▸ What is expected
Write out each line word for word. Drop pictures.

* Start *

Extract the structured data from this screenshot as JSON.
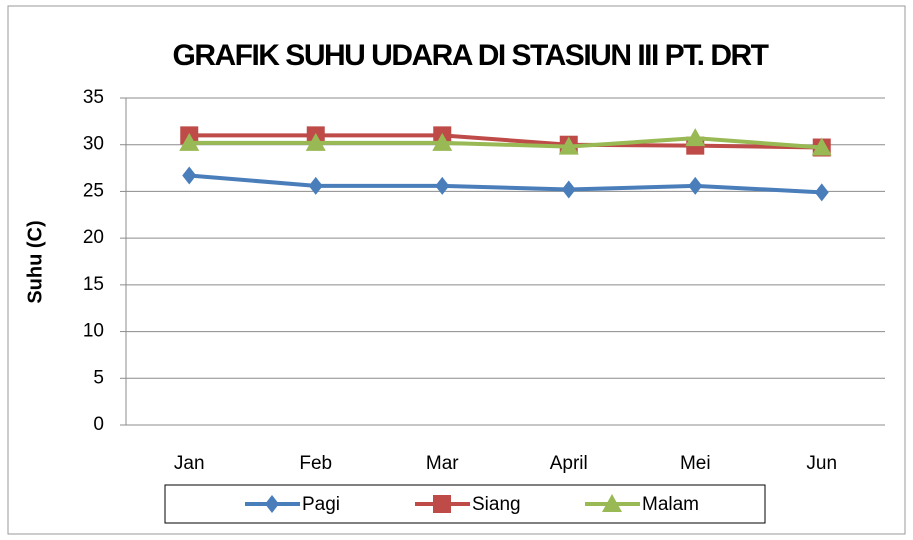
{
  "chart_data": {
    "type": "line",
    "title": "GRAFIK SUHU UDARA DI STASIUN III PT. DRT",
    "y_label": "Suhu (C)",
    "categories": [
      "Jan",
      "Feb",
      "Mar",
      "April",
      "Mei",
      "Jun"
    ],
    "series": [
      {
        "name": "Pagi",
        "color": "#4a7ebb",
        "marker": "diamond",
        "values": [
          26.7,
          25.6,
          25.6,
          25.2,
          25.6,
          24.9
        ]
      },
      {
        "name": "Siang",
        "color": "#be4b48",
        "marker": "square",
        "values": [
          31.0,
          31.0,
          31.0,
          30.0,
          29.9,
          29.7
        ]
      },
      {
        "name": "Malam",
        "color": "#98b954",
        "marker": "triangle",
        "values": [
          30.2,
          30.2,
          30.2,
          29.8,
          30.7,
          29.7
        ]
      }
    ],
    "ylim": [
      0,
      35
    ],
    "yticks": [
      0,
      5,
      10,
      15,
      20,
      25,
      30,
      35
    ],
    "grid": true,
    "legend": "bottom"
  }
}
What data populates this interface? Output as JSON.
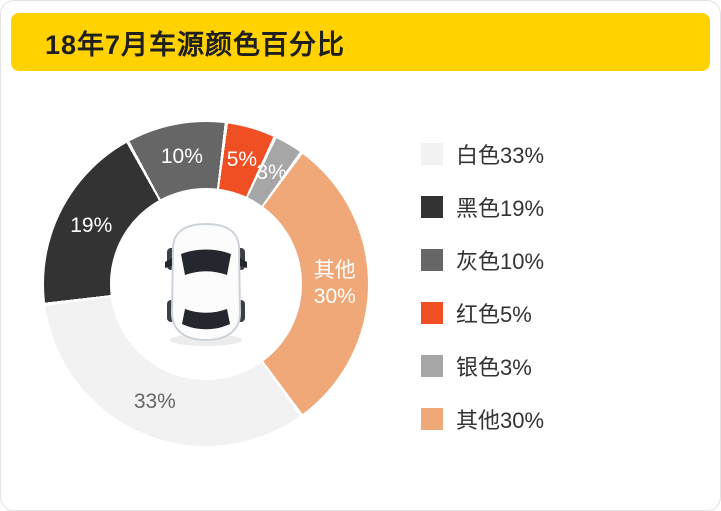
{
  "header": {
    "title": "18年7月车源颜色百分比",
    "background": "#FFD200",
    "text_color": "#1F1F1F"
  },
  "chart_data": {
    "type": "pie",
    "variant": "donut",
    "title": "18年7月车源颜色百分比",
    "direction": "clockwise",
    "start_angle_deg_clockwise_from_top": 144,
    "inner_radius_ratio": 0.59,
    "gap_deg": 1.2,
    "legend_position": "right",
    "units": "%",
    "center_image": "car-top-view",
    "series": [
      {
        "name": "白色",
        "value": 33,
        "color": "#F2F2F2",
        "slice_label": "33%",
        "slice_label_color": "#666666",
        "legend_label": "白色33%"
      },
      {
        "name": "黑色",
        "value": 19,
        "color": "#333333",
        "slice_label": "19%",
        "slice_label_color": "#FFFFFF",
        "legend_label": "黑色19%"
      },
      {
        "name": "灰色",
        "value": 10,
        "color": "#666666",
        "slice_label": "10%",
        "slice_label_color": "#FFFFFF",
        "legend_label": "灰色10%"
      },
      {
        "name": "红色",
        "value": 5,
        "color": "#F04E23",
        "slice_label": "5%",
        "slice_label_color": "#FFFFFF",
        "legend_label": "红色5%"
      },
      {
        "name": "银色",
        "value": 3,
        "color": "#A6A6A6",
        "slice_label": "3%",
        "slice_label_color": "#FFFFFF",
        "legend_label": "银色3%"
      },
      {
        "name": "其他",
        "value": 30,
        "color": "#F1A878",
        "slice_label": "其他\n30%",
        "slice_label_color": "#FFFFFF",
        "legend_label": "其他30%"
      }
    ]
  }
}
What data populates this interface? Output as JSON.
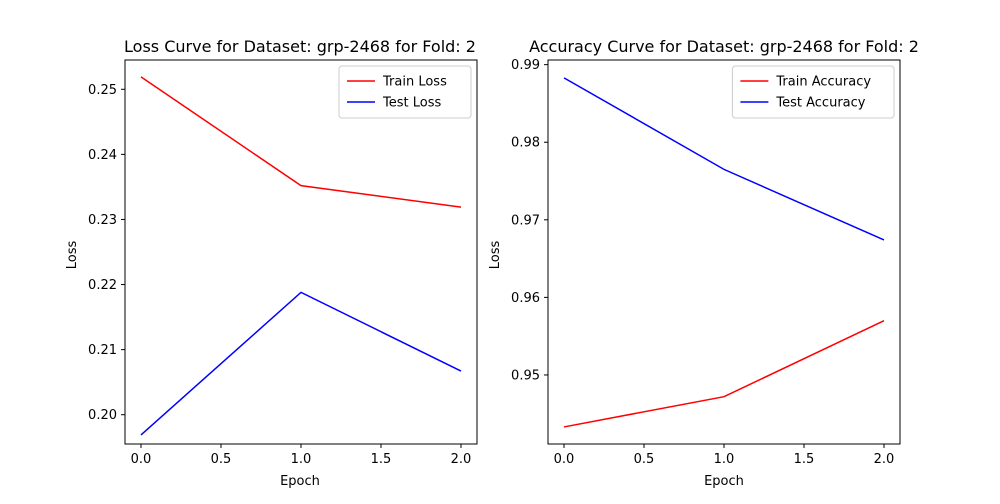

* End *

▸ Solution to the exercise
Extract the structured data from this screenshot as JSON.
{
  "chart_data": {
    "type": "line",
    "title": "GRAFIK SUHU UDARA DI STASIUN III PT. DRT",
    "y_label": "Suhu (C)",
    "categories": [
      "Jan",
      "Feb",
      "Mar",
      "April",
      "Mei",
      "Jun"
    ],
    "series": [
      {
        "name": "Pagi",
        "color": "#4a7ebb",
        "marker": "diamond",
        "values": [
          26.7,
          25.6,
          25.6,
          25.2,
          25.6,
          24.9
        ]
      },
      {
        "name": "Siang",
        "color": "#be4b48",
        "marker": "square",
        "values": [
          31.0,
          31.0,
          31.0,
          30.0,
          29.9,
          29.7
        ]
      },
      {
        "name": "Malam",
        "color": "#98b954",
        "marker": "triangle",
        "values": [
          30.2,
          30.2,
          30.2,
          29.8,
          30.7,
          29.7
        ]
      }
    ],
    "ylim": [
      0,
      35
    ],
    "yticks": [
      0,
      5,
      10,
      15,
      20,
      25,
      30,
      35
    ],
    "grid": true,
    "legend": "bottom"
  }
}
What data populates this interface? Output as JSON.
{
  "header": {
    "title": "18年7月车源颜色百分比",
    "background": "#FFD200",
    "text_color": "#1F1F1F"
  },
  "chart_data": {
    "type": "pie",
    "variant": "donut",
    "title": "18年7月车源颜色百分比",
    "direction": "clockwise",
    "start_angle_deg_clockwise_from_top": 144,
    "inner_radius_ratio": 0.59,
    "gap_deg": 1.2,
    "legend_position": "right",
    "units": "%",
    "center_image": "car-top-view",
    "series": [
      {
        "name": "白色",
        "value": 33,
        "color": "#F2F2F2",
        "slice_label": "33%",
        "slice_label_color": "#666666",
        "legend_label": "白色33%"
      },
      {
        "name": "黑色",
        "value": 19,
        "color": "#333333",
        "slice_label": "19%",
        "slice_label_color": "#FFFFFF",
        "legend_label": "黑色19%"
      },
      {
        "name": "灰色",
        "value": 10,
        "color": "#666666",
        "slice_label": "10%",
        "slice_label_color": "#FFFFFF",
        "legend_label": "灰色10%"
      },
      {
        "name": "红色",
        "value": 5,
        "color": "#F04E23",
        "slice_label": "5%",
        "slice_label_color": "#FFFFFF",
        "legend_label": "红色5%"
      },
      {
        "name": "银色",
        "value": 3,
        "color": "#A6A6A6",
        "slice_label": "3%",
        "slice_label_color": "#FFFFFF",
        "legend_label": "银色3%"
      },
      {
        "name": "其他",
        "value": 30,
        "color": "#F1A878",
        "slice_label": "其他\n30%",
        "slice_label_color": "#FFFFFF",
        "legend_label": "其他30%"
      }
    ]
  }
}
What data populates this interface? Output as JSON.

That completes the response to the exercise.